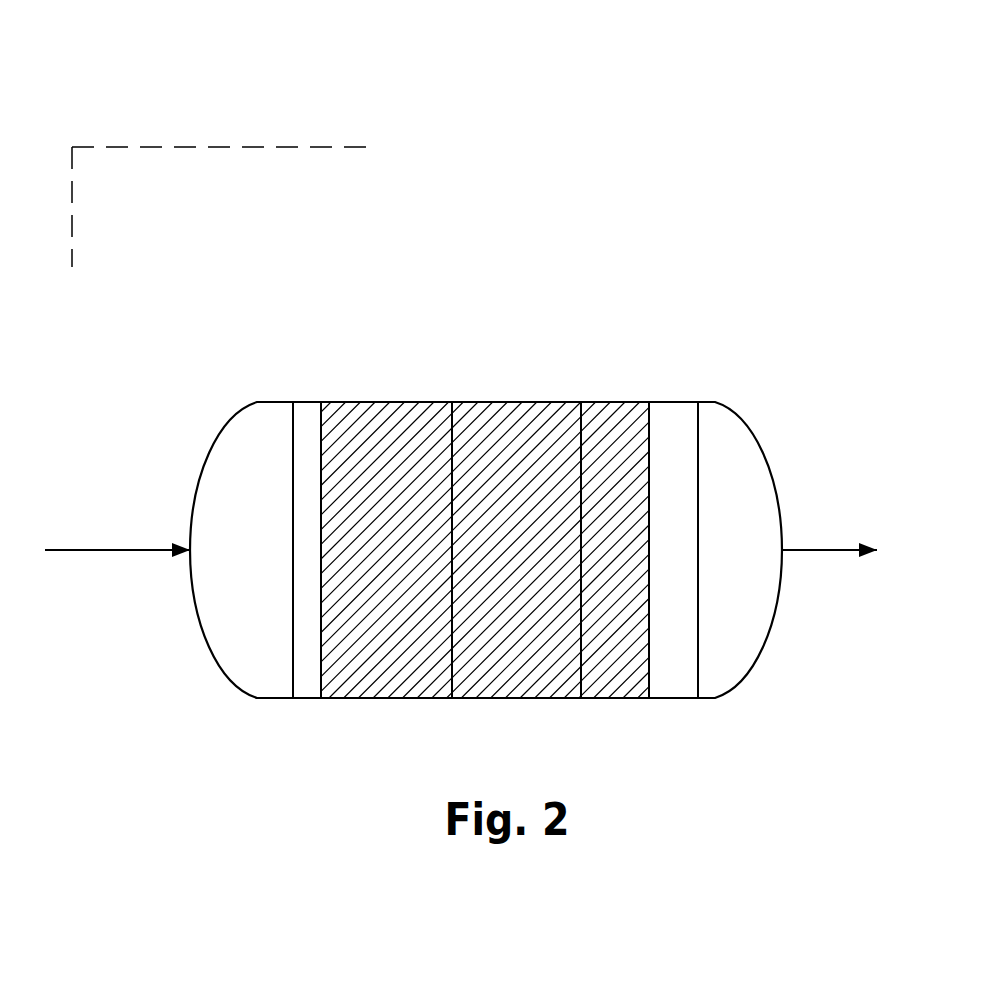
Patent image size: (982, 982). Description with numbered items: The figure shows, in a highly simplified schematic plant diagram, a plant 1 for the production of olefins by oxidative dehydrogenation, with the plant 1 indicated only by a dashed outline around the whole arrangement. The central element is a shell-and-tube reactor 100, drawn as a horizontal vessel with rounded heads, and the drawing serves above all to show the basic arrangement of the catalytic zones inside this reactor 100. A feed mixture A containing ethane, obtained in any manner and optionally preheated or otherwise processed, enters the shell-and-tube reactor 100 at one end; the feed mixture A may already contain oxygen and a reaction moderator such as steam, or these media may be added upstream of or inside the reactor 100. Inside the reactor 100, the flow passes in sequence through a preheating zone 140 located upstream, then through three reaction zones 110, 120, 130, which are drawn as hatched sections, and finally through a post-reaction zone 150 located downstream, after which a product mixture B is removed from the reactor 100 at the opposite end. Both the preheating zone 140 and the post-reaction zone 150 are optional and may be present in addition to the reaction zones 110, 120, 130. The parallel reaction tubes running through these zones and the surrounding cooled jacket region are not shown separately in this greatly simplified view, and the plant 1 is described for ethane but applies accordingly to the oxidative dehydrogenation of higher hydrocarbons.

The plant 1 is at (217, 147).
The shell-and-tube reactor 100 is at (706, 402).
The reaction zone 110 is at (391, 361).
The reaction zone 120 is at (515, 361).
The reaction zone 130 is at (633, 361).
The preheating zone 140 is at (304, 362).
The post-reaction zone 150 is at (680, 362).
The feed mixture A is at (115, 550).
The product mixture B is at (810, 550).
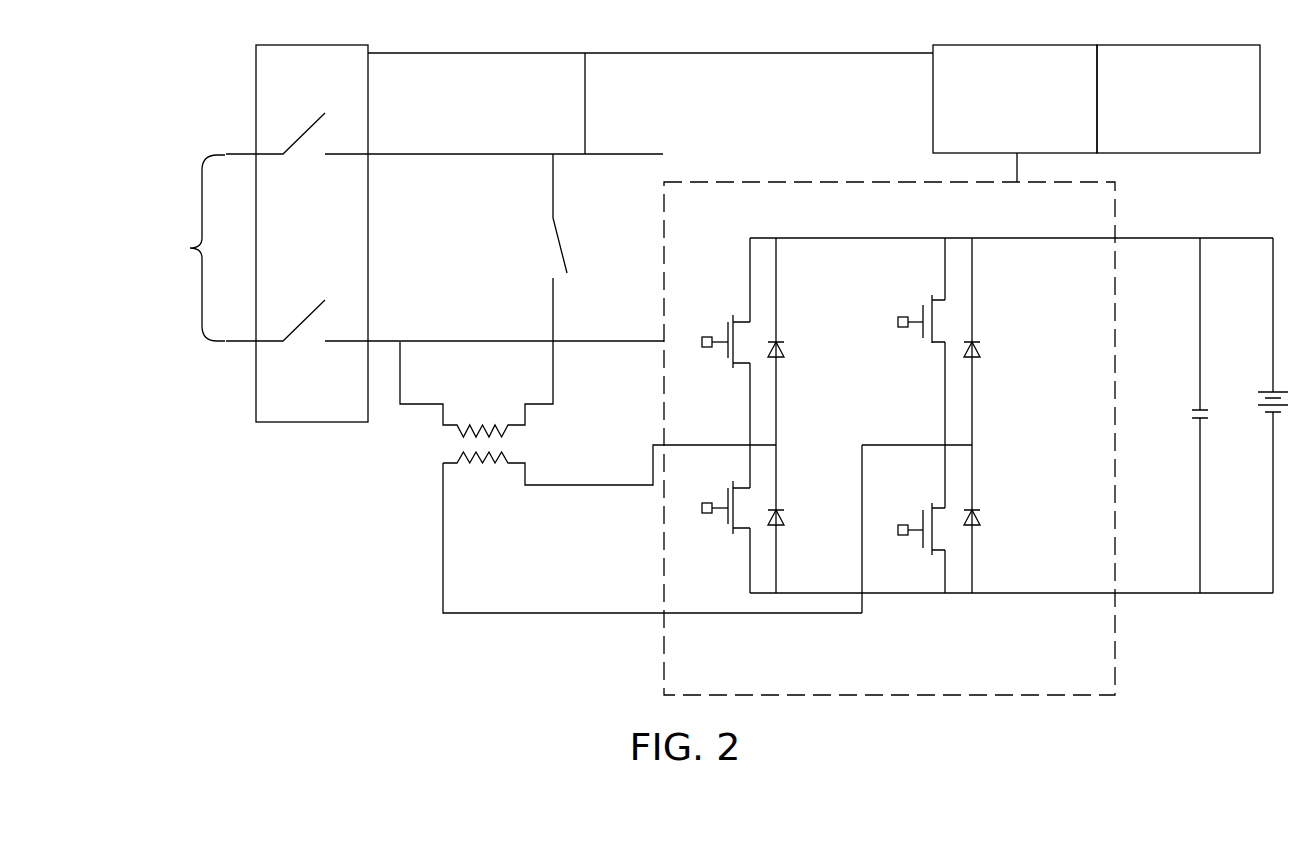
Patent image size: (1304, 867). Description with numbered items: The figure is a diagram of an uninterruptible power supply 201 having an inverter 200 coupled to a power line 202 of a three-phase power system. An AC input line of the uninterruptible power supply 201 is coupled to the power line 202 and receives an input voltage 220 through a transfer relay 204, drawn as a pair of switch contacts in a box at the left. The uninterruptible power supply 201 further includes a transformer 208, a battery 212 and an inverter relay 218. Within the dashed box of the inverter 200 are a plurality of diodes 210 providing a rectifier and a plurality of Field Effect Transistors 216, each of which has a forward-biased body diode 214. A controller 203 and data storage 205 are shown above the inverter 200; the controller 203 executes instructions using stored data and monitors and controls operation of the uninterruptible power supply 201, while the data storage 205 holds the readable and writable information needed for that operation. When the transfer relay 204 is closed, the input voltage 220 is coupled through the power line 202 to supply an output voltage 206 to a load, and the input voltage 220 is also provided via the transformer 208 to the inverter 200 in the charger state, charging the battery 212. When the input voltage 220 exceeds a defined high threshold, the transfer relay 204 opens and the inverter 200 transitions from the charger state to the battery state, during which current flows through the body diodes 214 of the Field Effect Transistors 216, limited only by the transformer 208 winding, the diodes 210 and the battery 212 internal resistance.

The inverter 200 is at (715, 665).
The uninterruptible power supply 201 is at (352, 610).
The power line 202 is at (437, 154).
The controller 203 is at (1015, 99).
The transfer relay 204 is at (315, 422).
The data storage 205 is at (1178, 99).
The output voltage 206 is at (642, 154).
The transformer 208 is at (492, 427).
The diodes 210 is at (781, 508).
The battery 212 is at (1258, 395).
The body diodes 214 is at (738, 340).
The Field Effect Transistors 216 is at (727, 323).
The inverter relay 218 is at (560, 240).
The input voltage 220 is at (187, 248).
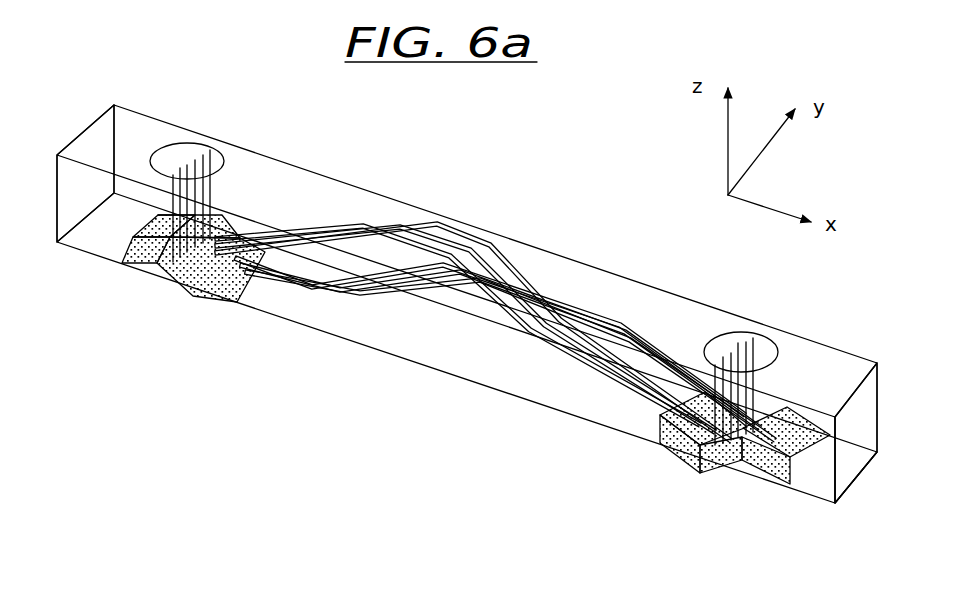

The task:
Render the data, from its beginning through the line containing "The reaction zone 120 is at (515, 361)." inclusive, as a numbered list with blank lines omitted. Leave the pictures out of the answer.

Response to this exercise:
1. Patent image size: (982, 982). Description with numbered items: The figure shows, in a highly simplified schematic plant diagram, a plant 1 for the production of olefins by oxidative dehydrogenation, with the plant 1 indicated only by a dashed outline around the whole arrangement. The central element is a shell-and-tube reactor 100, drawn as a horizontal vessel with rounded heads, and the drawing serves above all to show the basic arrangement of the catalytic zones inside this reactor 100. A feed mixture A containing ethane, obtained in any manner and optionally preheated or otherwise processed, enters the shell-and-tube reactor 100 at one end; the feed mixture A may already contain oxygen and a reaction moderator such as steam, or these media may be added upstream of or inside the reactor 100. Inside the reactor 100, the flow passes in sequence through a preheating zone 140 located upstream, then through three reaction zones 110, 120, 130, which are drawn as hatched sections, and finally through a post-reaction zone 150 located downstream, after which a product mixture B is removed from the reactor 100 at the opposite end. Both the preheating zone 140 and the post-reaction zone 150 are optional and may be present in addition to the reaction zones 110, 120, 130. The parallel reaction tubes running through these zones and the surrounding cooled jacket region are not shown separately in this greatly simplified view, and the plant 1 is described for ethane but applies accordingly to the oxidative dehydrogenation of higher hydrocarbons.
2. The plant 1 is at (217, 147).
3. The shell-and-tube reactor 100 is at (706, 402).
4. The reaction zone 110 is at (391, 361).
5. The reaction zone 120 is at (515, 361).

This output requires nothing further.